[Dataset items]

******************************

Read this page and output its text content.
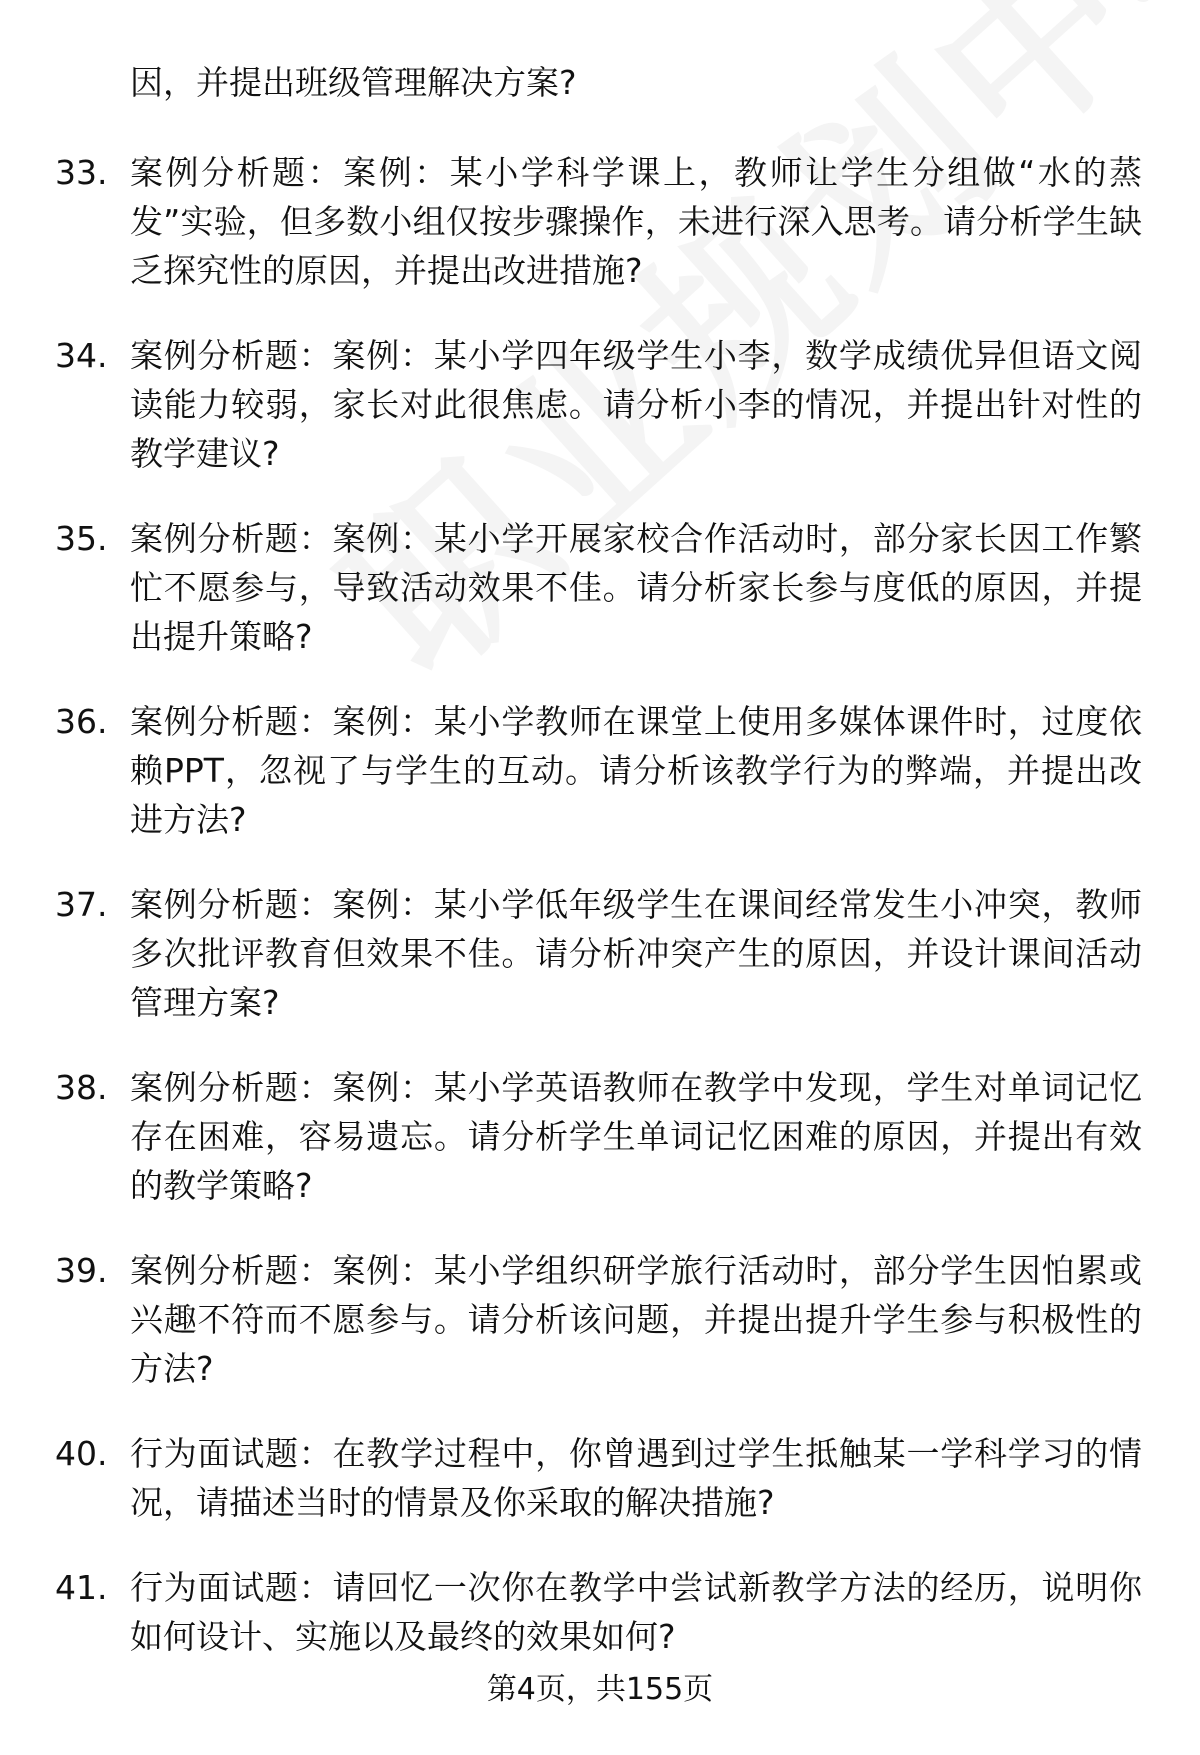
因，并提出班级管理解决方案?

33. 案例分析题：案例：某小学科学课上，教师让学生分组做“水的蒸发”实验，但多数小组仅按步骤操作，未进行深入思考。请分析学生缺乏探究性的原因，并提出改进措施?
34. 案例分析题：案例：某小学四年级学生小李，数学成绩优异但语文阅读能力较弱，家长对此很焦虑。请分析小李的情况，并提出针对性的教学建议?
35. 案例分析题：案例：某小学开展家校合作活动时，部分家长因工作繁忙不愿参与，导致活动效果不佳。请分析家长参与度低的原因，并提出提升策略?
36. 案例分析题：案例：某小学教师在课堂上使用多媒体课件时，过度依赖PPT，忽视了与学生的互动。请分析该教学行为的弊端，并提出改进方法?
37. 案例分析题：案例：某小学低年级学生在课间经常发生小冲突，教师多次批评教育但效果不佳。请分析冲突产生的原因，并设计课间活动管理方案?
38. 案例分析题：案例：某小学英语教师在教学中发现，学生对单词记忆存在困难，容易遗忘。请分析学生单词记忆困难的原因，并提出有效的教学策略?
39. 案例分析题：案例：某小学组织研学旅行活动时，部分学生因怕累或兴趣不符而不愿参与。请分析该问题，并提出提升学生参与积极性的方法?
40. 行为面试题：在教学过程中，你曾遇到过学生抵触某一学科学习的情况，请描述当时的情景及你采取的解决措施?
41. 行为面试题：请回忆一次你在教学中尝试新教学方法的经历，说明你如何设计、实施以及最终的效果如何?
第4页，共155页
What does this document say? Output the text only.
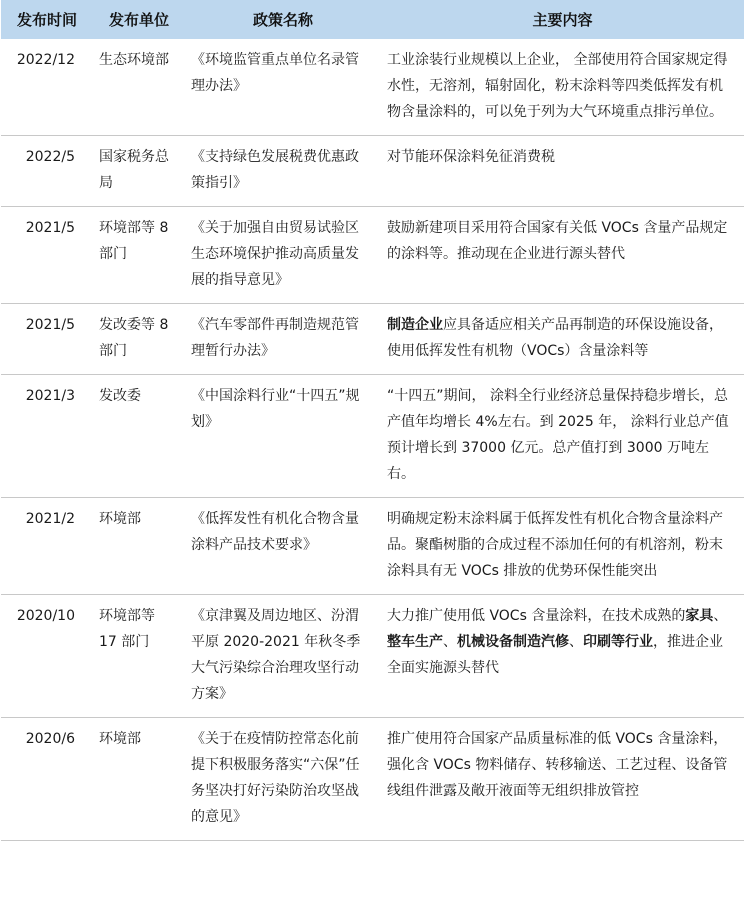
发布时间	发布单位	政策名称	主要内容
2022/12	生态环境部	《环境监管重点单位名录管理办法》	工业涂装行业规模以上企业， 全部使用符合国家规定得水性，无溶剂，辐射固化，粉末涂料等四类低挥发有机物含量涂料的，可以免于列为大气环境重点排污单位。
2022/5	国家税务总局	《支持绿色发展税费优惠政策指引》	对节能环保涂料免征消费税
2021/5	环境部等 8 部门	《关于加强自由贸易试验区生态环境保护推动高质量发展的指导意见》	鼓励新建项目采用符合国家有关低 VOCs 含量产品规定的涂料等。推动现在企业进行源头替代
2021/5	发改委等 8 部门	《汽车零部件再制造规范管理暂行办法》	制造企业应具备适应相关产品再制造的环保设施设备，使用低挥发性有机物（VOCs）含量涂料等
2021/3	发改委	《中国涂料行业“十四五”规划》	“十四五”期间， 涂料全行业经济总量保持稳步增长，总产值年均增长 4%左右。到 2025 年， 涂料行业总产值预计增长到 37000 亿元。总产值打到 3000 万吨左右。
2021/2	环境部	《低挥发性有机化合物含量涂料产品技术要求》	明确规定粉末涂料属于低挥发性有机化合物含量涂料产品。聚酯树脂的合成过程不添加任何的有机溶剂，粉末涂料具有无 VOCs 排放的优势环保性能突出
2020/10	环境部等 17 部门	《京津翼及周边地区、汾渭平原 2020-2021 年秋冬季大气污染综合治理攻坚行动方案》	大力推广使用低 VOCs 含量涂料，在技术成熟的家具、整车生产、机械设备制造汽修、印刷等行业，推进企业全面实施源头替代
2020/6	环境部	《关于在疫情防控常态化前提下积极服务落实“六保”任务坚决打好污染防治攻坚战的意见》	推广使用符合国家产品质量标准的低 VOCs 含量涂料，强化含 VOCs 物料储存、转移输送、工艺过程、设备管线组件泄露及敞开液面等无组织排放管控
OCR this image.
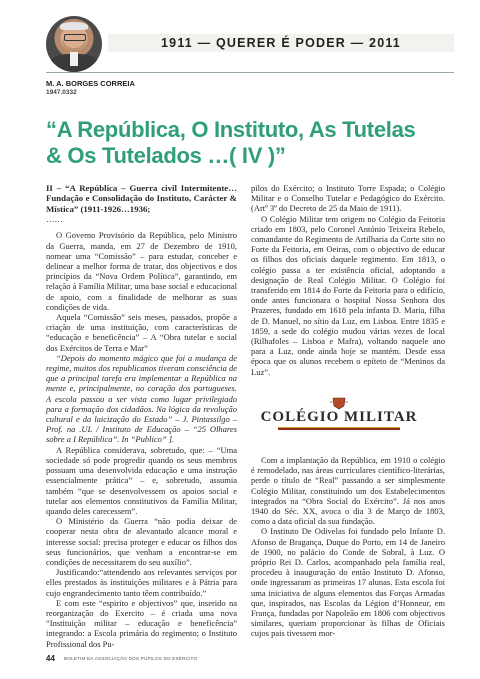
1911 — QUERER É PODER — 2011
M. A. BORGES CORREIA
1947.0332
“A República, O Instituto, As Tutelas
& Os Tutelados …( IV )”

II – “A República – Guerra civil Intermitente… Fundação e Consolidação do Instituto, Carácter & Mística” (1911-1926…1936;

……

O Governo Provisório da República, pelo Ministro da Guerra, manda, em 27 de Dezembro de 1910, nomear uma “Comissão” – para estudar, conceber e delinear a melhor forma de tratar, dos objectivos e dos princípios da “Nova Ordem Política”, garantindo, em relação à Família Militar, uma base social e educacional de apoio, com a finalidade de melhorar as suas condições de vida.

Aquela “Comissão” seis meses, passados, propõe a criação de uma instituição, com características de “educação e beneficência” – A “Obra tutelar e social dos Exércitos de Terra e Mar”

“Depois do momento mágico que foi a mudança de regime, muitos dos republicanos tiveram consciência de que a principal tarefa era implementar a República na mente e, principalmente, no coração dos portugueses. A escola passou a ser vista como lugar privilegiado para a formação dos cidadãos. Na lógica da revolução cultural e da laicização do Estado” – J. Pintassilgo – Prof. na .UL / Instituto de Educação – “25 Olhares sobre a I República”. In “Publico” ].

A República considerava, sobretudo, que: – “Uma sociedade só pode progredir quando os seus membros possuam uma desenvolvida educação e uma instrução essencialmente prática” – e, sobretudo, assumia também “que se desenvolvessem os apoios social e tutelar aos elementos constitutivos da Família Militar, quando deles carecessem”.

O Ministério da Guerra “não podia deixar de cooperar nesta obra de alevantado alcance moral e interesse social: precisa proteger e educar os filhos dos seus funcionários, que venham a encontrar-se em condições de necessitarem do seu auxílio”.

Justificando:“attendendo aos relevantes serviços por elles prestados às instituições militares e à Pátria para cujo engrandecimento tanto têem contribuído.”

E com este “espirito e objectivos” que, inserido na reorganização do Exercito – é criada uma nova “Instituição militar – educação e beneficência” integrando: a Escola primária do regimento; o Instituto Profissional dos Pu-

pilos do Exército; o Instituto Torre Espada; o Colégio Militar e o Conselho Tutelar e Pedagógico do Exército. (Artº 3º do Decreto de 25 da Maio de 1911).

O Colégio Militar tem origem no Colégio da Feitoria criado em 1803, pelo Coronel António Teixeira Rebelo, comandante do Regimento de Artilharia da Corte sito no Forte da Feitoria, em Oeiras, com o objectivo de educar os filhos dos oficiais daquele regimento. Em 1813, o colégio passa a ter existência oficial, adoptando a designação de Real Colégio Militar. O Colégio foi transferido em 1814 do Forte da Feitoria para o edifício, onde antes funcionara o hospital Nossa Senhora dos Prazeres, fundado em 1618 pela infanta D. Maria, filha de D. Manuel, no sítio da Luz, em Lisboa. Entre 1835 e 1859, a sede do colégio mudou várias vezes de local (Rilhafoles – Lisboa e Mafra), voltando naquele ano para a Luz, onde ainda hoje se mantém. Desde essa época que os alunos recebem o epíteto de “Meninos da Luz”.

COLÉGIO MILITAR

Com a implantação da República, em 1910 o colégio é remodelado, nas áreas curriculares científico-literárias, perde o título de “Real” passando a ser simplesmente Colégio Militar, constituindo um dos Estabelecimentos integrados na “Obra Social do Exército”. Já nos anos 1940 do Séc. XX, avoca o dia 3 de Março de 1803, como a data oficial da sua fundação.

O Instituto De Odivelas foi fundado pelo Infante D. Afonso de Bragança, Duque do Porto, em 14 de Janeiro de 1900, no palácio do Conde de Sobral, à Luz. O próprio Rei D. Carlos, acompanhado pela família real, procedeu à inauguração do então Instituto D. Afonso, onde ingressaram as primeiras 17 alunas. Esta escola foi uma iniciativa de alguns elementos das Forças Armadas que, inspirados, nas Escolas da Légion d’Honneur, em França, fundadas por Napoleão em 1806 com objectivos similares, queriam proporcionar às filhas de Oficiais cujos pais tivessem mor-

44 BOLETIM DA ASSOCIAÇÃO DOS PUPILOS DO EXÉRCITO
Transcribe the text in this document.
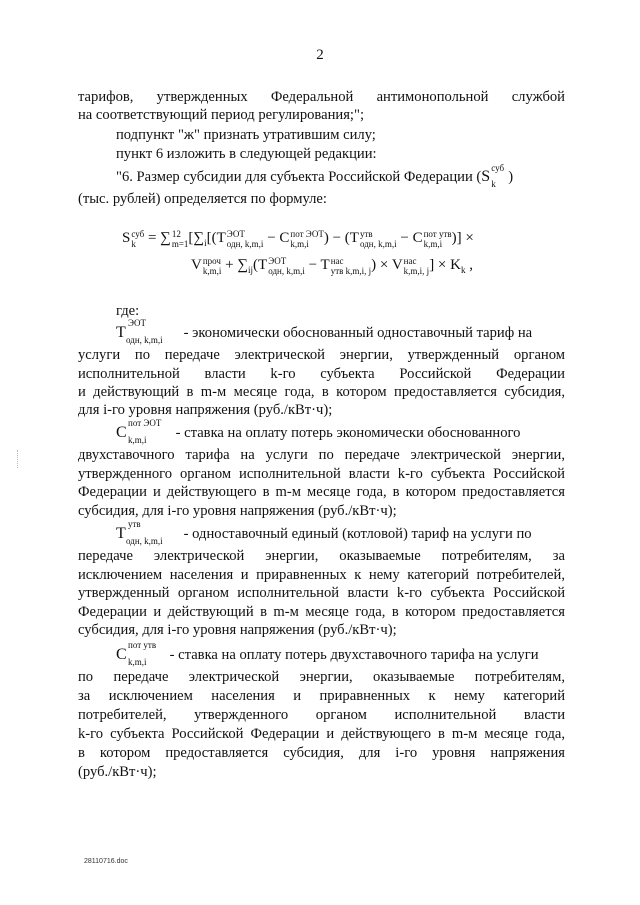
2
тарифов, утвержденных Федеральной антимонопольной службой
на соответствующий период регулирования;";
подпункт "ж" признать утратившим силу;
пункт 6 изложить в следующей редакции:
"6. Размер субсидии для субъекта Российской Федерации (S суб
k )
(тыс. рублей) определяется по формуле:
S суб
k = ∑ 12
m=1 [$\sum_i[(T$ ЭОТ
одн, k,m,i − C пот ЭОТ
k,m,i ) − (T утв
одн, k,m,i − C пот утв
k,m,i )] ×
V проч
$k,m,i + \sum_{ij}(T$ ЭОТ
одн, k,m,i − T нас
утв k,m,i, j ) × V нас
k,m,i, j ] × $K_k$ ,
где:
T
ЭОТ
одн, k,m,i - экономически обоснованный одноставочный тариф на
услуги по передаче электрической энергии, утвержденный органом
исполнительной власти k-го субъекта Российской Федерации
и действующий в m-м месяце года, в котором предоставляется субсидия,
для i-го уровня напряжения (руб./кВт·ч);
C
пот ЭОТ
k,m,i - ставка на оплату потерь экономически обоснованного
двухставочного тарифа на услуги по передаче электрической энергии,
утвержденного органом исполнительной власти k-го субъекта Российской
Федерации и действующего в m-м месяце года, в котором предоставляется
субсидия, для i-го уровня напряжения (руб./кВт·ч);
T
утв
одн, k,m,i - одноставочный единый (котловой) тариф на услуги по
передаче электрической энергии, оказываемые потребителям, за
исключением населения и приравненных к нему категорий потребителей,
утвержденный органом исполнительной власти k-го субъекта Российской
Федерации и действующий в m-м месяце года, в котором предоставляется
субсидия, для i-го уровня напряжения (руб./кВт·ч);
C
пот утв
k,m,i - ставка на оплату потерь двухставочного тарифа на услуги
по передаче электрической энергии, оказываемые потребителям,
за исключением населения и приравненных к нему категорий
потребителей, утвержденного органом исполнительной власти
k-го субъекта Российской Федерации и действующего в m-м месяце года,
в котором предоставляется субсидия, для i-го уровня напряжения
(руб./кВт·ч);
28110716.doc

******************************

The exercise
Give solely the number of lines in the data that contain the string "двухставочного".

Solution to this task
2